● **SOURCE TEXT**

By: Corey Kalbaugh, assistant professor, Lior Rennert, assistant professor, Christopher McMahan, associate professor
As the coronavirus pandemic rages into November, scrutiny continues on educational institutions. While questions abound regarding school and university safety, Clemson University has taken a novel approach to this novel virus: testing as many students and employees as possible.
As the epidemiologists and data scientists leading Clemson’s public health strategy team, we feel the need to provide valuable context to the university’s testing strategy and case count.
What Clemson is facing is not unique — and it is not the only campus with a high number of cases. The difference is the university’s robust and repetitive testing strategies for students regardless of symptoms, and even, at times, exposure. As such, cases appear higher. In doing so, positive cases have been removed from the population, simultaneously limiting the on-campus spread and surrounding communities through isolation and quarantine procedures.
The results? Clemson has remained open and reduced the spread of COVID-19 in tangible ways.
Early on, our models showed requiring student testing before returning to campus would reduce the spread and minimize peak cases during the semester. Before beginning face-to-face instruction on Sept. 21, nearly 3,000 students tested positive for COVID, numbers accounted for in the university’s dashboard. Approximately 1,400 of these were self-reported throughout the summer, while 1,600 were identified through pre-semester testing — these individuals were required to isolate at home prior to their on-campus arrival. Those 3,000 results prevented infected students from returning to campus and spreading the virus exponentially.
Since the initial testing, Clemson’s COVID positive rate has continued to decrease. From a high point of 6.7% in late September, it has dropped weekly — as has the population using isolation and quarantine accommodations. While most of the credit should rightfully lie with students’ responsible behavior, testing strategies have undoubtedly contributed to the decreasing positives.
CLEMSON’S COMMITMENT TO THE LARGER COMMUNITY
For much of the year, college and university campuses become home to millions of students. As they prepare to embark on their journey home for the holidays, testing now is more important than ever.
And as a land-grant university, Clemson’s responsibility is not only to our students but to every citizen of South Carolina.
Reducing Clemson’s testing procedures, thus limiting these abilities to identify cases, would mean potentially sending COVID-positive students back to their communities with vulnerable populations. As leaders in education and research, Clemson will continue to let science guide our decisions to ensure our student and employee population’s safety.

● **TASK DETAILS**
In the Clemson testing text, what was the university's highest COVID positive rate, and when did it occur?

● **INFORMATION SUPPLIED**
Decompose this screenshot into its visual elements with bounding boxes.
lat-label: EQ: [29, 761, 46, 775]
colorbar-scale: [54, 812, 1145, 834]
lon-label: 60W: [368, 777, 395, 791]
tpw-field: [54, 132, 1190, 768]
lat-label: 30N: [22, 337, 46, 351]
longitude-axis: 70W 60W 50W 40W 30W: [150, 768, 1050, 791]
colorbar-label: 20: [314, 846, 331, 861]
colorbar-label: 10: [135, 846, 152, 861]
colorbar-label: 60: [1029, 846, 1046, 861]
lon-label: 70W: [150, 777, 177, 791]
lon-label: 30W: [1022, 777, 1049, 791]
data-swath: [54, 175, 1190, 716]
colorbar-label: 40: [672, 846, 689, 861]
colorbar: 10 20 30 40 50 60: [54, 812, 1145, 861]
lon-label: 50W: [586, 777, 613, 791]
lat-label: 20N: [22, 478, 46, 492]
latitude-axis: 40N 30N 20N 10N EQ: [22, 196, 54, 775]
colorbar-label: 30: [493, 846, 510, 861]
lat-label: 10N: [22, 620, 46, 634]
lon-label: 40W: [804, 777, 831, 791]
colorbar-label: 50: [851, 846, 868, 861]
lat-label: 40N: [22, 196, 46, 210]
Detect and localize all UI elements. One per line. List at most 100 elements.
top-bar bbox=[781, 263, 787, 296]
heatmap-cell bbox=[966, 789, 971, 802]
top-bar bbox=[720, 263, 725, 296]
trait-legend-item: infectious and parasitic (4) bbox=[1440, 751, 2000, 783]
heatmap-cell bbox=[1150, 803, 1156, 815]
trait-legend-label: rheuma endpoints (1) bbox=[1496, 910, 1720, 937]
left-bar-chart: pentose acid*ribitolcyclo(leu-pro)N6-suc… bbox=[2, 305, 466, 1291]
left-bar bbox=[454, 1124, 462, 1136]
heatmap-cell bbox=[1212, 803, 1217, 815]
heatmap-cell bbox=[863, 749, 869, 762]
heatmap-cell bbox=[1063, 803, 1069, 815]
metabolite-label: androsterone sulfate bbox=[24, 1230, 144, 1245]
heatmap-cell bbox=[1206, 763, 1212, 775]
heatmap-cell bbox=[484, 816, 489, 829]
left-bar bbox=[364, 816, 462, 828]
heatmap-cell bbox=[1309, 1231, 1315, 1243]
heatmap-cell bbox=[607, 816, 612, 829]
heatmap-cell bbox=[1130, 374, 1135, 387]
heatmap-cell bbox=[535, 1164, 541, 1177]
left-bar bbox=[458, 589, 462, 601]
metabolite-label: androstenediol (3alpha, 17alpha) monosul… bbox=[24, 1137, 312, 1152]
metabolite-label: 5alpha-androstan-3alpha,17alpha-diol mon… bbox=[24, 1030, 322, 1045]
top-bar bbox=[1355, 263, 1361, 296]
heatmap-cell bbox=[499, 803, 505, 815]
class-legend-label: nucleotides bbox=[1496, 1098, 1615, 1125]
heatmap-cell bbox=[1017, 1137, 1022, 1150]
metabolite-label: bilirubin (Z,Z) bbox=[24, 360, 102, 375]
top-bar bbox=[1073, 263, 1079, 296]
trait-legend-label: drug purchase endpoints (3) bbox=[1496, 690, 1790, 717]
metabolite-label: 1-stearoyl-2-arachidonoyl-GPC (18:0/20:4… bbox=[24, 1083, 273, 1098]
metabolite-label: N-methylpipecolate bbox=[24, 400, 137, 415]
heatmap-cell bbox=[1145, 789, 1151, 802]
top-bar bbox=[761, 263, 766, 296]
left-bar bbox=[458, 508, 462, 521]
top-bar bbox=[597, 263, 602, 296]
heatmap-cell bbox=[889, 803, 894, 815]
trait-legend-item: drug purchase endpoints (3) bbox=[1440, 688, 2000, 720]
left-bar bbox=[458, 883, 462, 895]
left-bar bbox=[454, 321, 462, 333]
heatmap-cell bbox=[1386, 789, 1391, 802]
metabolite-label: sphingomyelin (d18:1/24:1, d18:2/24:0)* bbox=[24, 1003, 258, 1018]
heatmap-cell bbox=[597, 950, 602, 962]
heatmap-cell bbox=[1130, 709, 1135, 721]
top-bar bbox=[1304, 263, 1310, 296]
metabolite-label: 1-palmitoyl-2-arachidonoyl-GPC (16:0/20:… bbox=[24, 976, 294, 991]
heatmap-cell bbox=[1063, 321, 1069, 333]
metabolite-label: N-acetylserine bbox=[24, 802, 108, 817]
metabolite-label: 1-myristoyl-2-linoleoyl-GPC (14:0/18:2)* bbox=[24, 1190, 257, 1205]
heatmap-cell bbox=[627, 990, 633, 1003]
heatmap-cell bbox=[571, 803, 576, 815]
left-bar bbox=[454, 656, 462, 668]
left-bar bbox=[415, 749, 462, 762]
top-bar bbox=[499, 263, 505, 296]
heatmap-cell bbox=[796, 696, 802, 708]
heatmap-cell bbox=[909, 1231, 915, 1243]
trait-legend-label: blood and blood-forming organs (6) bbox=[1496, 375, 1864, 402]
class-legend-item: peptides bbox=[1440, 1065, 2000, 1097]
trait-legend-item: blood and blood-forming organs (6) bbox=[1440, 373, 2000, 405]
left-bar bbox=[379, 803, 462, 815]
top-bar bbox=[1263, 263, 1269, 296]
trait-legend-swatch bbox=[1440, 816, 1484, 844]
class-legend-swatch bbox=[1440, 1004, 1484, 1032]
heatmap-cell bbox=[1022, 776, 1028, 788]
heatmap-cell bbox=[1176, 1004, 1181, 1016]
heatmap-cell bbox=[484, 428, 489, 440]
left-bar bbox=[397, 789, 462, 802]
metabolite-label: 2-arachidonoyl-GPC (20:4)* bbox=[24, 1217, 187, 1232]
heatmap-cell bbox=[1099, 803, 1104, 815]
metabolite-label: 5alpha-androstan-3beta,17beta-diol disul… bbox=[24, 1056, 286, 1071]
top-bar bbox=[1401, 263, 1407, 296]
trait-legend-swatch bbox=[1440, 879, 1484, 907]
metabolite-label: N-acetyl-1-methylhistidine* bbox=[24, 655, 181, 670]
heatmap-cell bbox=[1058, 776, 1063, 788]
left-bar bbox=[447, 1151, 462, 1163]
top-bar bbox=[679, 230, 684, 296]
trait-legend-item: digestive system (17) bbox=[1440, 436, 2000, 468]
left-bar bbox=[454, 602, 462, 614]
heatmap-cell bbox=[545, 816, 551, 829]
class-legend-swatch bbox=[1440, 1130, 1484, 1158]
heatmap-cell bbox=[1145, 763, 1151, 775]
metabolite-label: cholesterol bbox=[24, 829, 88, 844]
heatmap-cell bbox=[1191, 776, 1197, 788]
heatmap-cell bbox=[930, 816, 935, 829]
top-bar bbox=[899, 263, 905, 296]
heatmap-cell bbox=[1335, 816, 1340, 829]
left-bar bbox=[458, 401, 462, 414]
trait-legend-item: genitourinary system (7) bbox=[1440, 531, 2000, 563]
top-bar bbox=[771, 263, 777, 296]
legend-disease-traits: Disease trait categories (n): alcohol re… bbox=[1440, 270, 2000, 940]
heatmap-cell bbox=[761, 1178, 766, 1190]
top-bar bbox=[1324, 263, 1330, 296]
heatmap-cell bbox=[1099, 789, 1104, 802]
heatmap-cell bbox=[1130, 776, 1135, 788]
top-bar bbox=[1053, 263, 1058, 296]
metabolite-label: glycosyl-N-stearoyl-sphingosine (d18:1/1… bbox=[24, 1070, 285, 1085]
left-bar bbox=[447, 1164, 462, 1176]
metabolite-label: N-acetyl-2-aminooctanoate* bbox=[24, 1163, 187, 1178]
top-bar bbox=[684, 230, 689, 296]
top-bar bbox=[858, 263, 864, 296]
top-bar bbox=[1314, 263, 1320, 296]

● **YOUR SOLUTION**
The highest rate was 6.7%, in late September.